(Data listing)
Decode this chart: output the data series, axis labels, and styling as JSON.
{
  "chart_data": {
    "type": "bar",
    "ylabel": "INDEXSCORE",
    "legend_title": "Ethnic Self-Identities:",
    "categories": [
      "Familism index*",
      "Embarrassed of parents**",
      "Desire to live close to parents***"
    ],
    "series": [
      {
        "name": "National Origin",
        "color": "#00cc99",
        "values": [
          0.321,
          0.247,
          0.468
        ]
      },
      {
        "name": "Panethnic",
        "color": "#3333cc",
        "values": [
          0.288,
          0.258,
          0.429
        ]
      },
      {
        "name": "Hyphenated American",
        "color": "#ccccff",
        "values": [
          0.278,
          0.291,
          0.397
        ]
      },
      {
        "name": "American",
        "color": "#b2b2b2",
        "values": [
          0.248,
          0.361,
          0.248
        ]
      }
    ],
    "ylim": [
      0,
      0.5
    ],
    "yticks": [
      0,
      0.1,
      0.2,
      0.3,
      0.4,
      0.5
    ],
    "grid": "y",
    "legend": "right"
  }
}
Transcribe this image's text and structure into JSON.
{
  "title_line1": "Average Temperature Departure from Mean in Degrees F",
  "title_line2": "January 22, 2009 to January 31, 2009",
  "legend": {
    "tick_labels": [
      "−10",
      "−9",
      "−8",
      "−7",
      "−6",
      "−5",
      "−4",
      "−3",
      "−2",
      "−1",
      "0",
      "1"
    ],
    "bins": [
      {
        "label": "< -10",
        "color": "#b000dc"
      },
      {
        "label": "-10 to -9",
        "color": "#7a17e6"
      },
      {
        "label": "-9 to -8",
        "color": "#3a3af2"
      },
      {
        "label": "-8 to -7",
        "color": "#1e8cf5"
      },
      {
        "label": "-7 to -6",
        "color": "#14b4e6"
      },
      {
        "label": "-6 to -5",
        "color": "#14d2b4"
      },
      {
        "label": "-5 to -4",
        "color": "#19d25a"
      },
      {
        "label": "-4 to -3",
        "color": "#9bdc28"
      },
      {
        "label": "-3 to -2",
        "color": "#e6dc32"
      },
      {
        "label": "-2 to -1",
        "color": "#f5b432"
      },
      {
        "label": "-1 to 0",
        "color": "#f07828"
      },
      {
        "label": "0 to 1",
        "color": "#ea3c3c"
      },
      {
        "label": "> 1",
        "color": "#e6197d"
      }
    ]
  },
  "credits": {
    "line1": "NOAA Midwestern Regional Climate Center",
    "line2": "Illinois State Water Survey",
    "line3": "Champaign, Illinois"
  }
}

• _WHAT THIS TASK INVOLVES_:
Return every line in the listing that contains the word "parents".

• _ANSWER IN FULL_:
      "Embarrassed of parents**",
      "Desire to live close to parents***"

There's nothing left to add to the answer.